(Data records)
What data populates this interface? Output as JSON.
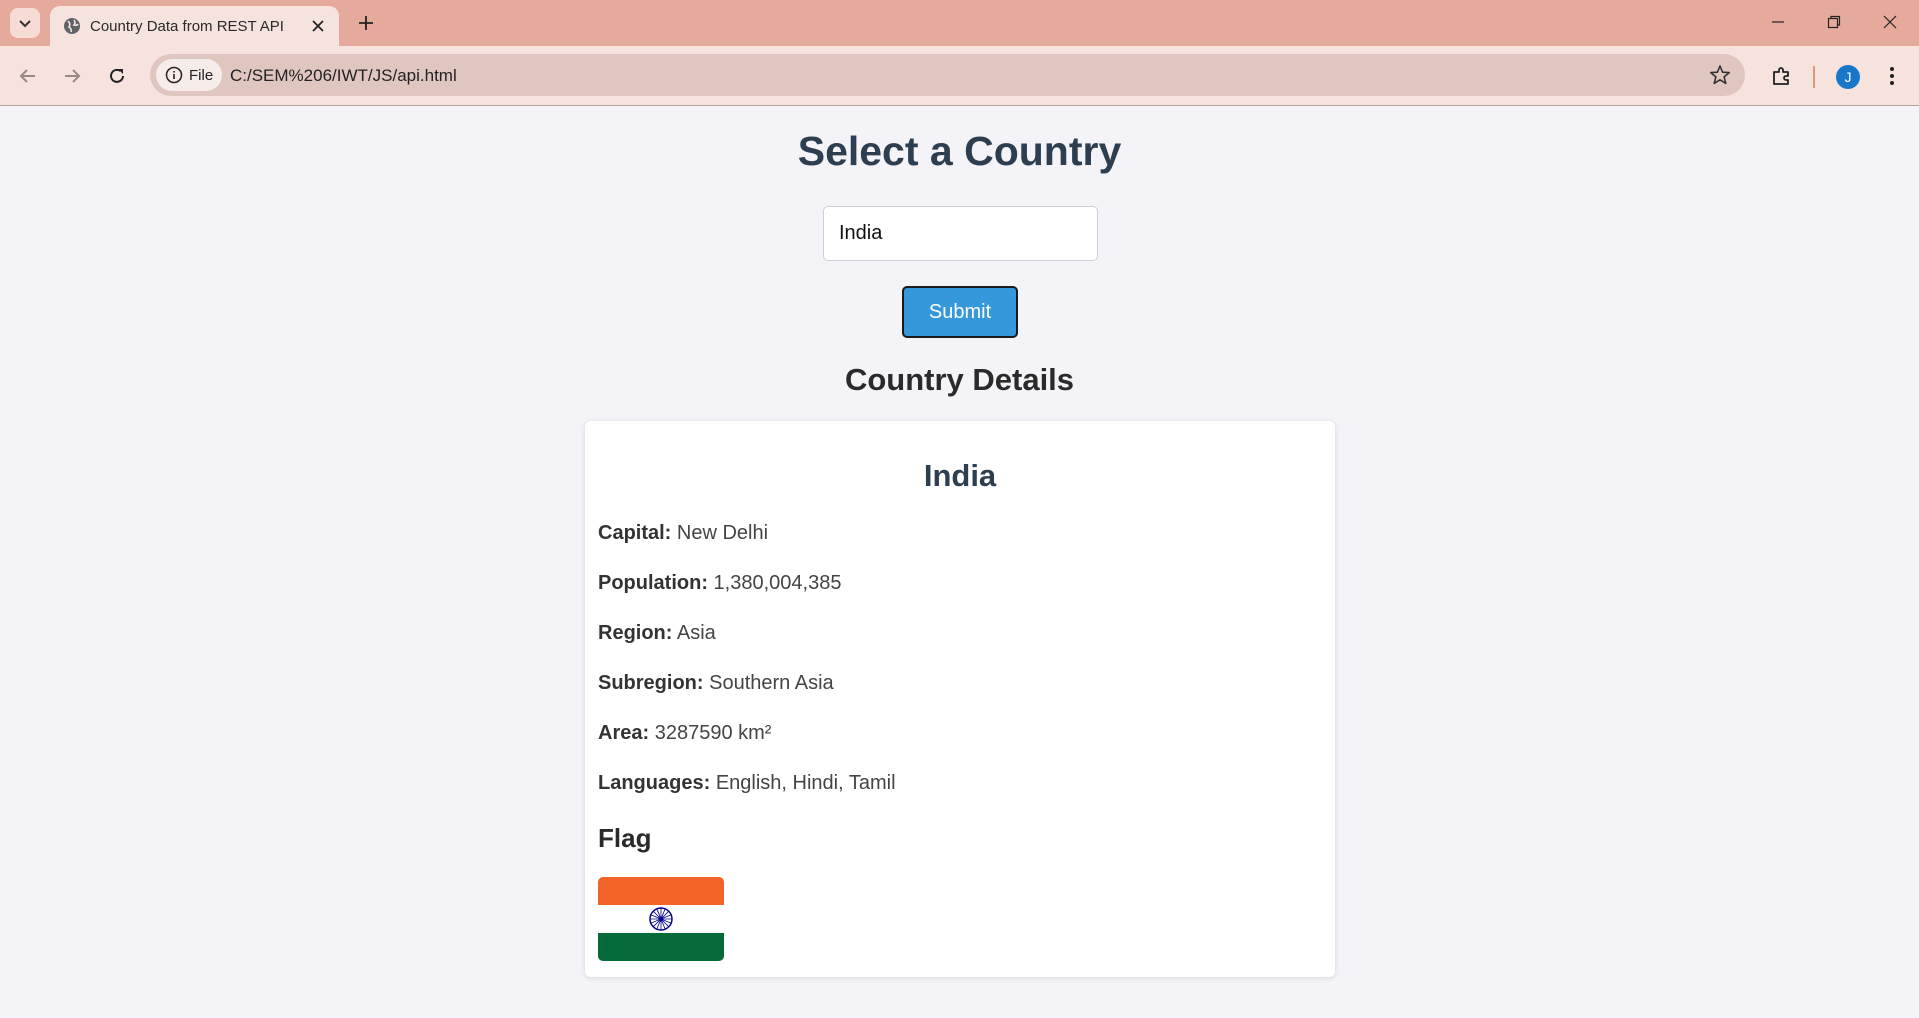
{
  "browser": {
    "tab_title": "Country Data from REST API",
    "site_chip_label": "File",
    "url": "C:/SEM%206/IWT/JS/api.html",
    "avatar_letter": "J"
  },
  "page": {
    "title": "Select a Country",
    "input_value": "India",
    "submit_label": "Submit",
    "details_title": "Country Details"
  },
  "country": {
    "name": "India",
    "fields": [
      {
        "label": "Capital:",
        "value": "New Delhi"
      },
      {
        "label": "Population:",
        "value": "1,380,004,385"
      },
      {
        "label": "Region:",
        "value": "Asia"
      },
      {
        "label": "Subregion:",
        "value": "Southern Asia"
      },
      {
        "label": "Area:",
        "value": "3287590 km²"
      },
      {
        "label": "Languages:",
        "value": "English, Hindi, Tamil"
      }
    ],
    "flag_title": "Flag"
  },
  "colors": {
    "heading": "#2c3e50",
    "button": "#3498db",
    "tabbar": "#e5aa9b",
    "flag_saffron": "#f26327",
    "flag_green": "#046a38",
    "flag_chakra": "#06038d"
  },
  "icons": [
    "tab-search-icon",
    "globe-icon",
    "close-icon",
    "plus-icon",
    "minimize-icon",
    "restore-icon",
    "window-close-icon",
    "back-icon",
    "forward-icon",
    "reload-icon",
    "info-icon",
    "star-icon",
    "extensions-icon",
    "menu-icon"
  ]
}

* **WHAT IS REQUIRED**
Repeat each record exactly as shown above, dropping all images.

* **SOLUTION FOR THIS TASK**
What data populates this interface? Output as JSON.
{
  "browser": {
    "tab_title": "Country Data from REST API",
    "site_chip_label": "File",
    "url": "C:/SEM%206/IWT/JS/api.html",
    "avatar_letter": "J"
  },
  "page": {
    "title": "Select a Country",
    "input_value": "India",
    "submit_label": "Submit",
    "details_title": "Country Details"
  },
  "country": {
    "name": "India",
    "fields": [
      {
        "label": "Capital:",
        "value": "New Delhi"
      },
      {
        "label": "Population:",
        "value": "1,380,004,385"
      },
      {
        "label": "Region:",
        "value": "Asia"
      },
      {
        "label": "Subregion:",
        "value": "Southern Asia"
      },
      {
        "label": "Area:",
        "value": "3287590 km²"
      },
      {
        "label": "Languages:",
        "value": "English, Hindi, Tamil"
      }
    ],
    "flag_title": "Flag"
  },
  "colors": {
    "heading": "#2c3e50",
    "button": "#3498db",
    "tabbar": "#e5aa9b",
    "flag_saffron": "#f26327",
    "flag_green": "#046a38",
    "flag_chakra": "#06038d"
  },
  "icons": [
    "tab-search-icon",
    "globe-icon",
    "close-icon",
    "plus-icon",
    "minimize-icon",
    "restore-icon",
    "window-close-icon",
    "back-icon",
    "forward-icon",
    "reload-icon",
    "info-icon",
    "star-icon",
    "extensions-icon",
    "menu-icon"
  ]
}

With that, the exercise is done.